→ WHAT THE TASK ASKS
Reproduce the items word for word, from the first line through the line that contains "code-line: +[ndbd] [350,680,510,724]", including both of those lines.

(Layout region records)
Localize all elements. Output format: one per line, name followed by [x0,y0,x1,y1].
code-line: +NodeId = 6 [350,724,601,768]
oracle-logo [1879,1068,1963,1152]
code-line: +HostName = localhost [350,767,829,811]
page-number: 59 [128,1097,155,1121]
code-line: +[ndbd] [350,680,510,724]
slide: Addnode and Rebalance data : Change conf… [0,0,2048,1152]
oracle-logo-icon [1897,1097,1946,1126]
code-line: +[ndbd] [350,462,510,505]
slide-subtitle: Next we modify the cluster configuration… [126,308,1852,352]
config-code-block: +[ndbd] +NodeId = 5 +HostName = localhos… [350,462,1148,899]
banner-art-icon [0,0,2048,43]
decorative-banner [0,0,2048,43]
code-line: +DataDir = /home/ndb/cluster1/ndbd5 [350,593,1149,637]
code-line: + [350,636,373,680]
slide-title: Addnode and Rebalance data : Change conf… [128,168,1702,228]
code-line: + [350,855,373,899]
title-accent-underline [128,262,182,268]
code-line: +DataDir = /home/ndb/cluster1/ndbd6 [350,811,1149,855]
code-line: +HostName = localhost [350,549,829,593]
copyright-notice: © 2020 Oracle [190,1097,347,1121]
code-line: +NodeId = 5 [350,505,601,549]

→ REPLY TO THE TASK
Localize all elements. Output format: one per line, name followed by [x0,y0,x1,y1].
code-line: +NodeId = 6 [350,724,601,768]
oracle-logo [1879,1068,1963,1152]
code-line: +HostName = localhost [350,767,829,811]
page-number: 59 [128,1097,155,1121]
code-line: +[ndbd] [350,680,510,724]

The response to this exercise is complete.